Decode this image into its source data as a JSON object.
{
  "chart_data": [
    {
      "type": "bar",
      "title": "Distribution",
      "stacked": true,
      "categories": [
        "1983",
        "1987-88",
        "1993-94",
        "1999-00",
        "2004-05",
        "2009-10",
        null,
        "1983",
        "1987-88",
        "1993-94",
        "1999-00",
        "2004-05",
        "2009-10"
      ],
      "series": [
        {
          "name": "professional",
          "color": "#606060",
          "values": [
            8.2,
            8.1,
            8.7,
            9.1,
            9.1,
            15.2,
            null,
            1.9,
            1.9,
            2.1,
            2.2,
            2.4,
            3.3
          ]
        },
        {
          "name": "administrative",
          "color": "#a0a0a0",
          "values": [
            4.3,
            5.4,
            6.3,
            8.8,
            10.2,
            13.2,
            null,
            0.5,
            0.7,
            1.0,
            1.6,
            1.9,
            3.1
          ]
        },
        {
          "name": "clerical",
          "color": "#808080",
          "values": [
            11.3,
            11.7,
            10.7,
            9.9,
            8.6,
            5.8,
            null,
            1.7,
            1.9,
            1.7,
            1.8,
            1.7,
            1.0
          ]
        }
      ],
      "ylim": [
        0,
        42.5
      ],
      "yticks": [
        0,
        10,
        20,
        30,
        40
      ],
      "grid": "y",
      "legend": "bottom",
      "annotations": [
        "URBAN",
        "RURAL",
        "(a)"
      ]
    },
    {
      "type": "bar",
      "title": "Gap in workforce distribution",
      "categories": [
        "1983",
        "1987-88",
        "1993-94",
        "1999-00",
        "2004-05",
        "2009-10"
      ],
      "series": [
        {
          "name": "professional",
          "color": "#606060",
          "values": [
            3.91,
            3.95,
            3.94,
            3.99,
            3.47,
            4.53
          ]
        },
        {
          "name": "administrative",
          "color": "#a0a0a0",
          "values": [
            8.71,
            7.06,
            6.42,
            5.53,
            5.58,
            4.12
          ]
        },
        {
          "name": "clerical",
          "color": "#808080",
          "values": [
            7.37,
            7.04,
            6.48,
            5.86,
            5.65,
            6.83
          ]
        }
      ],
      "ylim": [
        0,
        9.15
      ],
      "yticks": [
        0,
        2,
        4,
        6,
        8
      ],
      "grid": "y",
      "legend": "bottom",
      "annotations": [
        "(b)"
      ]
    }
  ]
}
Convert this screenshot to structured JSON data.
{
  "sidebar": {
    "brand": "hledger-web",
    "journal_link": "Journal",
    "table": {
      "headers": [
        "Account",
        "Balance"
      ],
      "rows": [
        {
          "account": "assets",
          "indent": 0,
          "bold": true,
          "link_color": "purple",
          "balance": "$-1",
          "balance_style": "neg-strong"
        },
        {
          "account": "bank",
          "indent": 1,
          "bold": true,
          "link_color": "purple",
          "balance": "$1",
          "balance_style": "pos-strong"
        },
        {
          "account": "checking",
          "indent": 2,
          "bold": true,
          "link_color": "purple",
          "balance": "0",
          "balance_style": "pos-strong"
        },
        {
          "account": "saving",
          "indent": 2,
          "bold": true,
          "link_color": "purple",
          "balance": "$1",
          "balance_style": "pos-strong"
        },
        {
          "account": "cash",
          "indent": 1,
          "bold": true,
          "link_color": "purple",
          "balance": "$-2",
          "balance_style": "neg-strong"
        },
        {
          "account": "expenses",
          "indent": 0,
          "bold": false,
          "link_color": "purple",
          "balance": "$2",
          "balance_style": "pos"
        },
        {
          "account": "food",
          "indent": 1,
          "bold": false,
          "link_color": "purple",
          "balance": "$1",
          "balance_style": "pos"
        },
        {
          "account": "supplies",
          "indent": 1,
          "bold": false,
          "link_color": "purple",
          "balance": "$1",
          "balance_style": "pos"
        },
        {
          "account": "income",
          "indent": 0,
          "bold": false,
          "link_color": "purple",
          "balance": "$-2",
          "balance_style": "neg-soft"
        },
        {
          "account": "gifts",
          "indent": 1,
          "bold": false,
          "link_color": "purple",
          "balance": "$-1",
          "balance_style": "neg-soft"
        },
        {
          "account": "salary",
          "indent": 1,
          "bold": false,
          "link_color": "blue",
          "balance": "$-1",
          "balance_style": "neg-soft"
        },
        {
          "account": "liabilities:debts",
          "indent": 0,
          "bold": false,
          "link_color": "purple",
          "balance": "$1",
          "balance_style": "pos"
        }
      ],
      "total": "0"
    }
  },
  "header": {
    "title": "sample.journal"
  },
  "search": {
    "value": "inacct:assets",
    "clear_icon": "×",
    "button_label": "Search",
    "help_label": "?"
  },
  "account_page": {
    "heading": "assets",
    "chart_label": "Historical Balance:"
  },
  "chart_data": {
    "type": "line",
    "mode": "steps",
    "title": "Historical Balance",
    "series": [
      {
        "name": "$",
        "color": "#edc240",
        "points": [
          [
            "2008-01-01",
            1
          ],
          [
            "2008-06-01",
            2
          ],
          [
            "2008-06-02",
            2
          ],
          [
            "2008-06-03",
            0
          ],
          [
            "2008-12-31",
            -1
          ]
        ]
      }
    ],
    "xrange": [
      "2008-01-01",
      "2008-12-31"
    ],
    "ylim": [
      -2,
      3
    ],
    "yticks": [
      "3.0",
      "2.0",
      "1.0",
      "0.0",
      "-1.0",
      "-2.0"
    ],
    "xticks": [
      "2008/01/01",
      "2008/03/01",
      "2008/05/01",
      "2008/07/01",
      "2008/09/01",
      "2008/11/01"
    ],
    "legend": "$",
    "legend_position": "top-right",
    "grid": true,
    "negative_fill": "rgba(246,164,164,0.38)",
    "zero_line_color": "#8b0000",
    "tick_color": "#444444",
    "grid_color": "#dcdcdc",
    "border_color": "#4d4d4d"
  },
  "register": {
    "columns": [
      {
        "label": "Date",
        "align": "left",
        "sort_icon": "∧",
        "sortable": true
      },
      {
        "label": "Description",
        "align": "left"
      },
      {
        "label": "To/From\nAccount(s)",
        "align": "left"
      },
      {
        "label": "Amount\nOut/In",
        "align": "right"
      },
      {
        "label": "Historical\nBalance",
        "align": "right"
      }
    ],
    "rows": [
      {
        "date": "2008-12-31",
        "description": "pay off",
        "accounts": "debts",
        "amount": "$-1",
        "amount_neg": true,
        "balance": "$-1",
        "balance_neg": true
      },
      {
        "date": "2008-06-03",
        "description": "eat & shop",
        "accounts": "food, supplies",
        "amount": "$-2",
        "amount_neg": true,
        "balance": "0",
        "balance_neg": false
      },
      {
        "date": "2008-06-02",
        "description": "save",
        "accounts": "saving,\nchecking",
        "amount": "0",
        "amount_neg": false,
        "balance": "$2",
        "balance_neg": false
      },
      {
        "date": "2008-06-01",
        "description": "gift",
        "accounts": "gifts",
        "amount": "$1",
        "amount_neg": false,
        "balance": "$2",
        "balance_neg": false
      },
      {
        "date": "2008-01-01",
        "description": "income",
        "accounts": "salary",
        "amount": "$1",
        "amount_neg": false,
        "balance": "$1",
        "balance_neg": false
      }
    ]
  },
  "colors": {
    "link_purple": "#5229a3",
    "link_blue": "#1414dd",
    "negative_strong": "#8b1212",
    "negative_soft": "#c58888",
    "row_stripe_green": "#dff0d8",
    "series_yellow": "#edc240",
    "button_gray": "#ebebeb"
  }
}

==

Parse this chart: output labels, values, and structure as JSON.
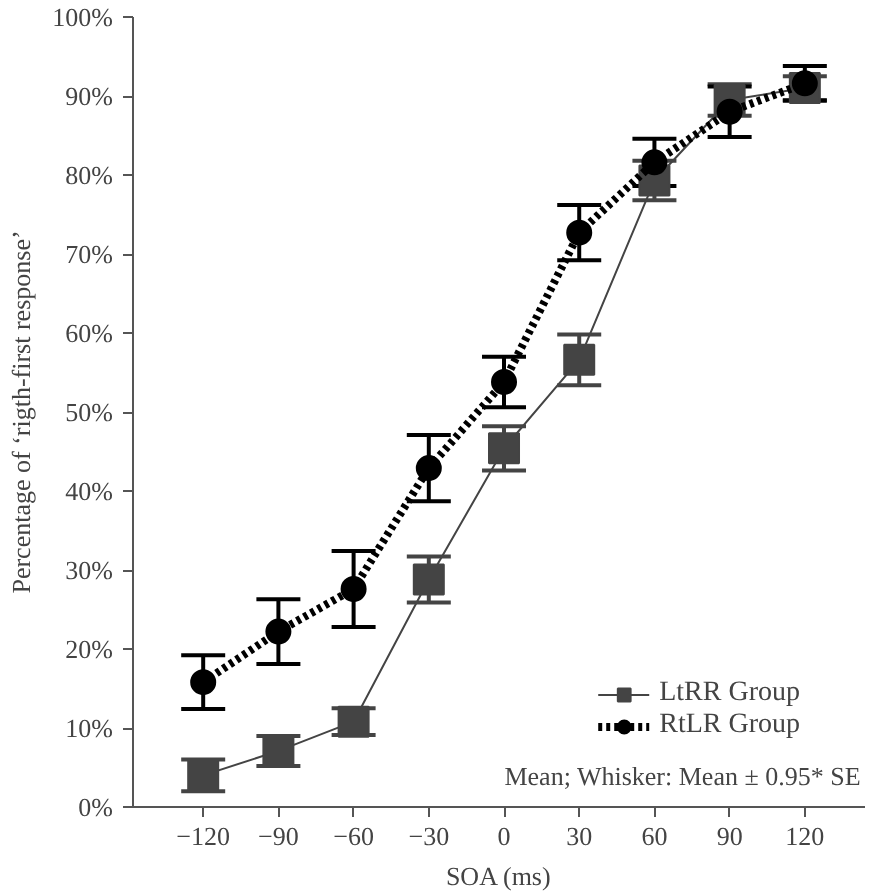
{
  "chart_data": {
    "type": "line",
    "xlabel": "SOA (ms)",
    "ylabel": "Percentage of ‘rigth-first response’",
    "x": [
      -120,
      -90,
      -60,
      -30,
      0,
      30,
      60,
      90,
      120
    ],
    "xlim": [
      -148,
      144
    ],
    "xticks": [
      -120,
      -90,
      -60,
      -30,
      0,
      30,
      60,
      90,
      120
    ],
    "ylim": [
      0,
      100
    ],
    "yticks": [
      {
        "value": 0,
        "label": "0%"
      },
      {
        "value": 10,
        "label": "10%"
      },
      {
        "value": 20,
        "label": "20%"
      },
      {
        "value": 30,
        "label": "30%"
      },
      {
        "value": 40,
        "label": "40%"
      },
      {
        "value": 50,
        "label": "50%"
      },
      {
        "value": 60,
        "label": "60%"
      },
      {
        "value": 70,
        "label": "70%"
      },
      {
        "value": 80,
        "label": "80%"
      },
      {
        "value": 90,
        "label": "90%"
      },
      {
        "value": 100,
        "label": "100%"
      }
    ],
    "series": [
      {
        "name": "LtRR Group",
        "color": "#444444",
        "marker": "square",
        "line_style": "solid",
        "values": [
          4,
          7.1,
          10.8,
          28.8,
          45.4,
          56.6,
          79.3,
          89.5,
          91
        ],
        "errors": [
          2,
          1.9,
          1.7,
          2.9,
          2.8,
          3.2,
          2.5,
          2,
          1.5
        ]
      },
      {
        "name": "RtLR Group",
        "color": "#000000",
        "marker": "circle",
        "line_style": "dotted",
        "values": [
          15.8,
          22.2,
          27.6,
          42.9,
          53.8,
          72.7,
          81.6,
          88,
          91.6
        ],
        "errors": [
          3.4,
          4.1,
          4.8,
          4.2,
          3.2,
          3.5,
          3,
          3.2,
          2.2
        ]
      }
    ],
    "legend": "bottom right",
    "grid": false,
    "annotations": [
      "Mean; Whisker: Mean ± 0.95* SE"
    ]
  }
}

### [Directions for this task]
Give the number of lines above that hold the word "food", and nothing more.

### [Answer]
2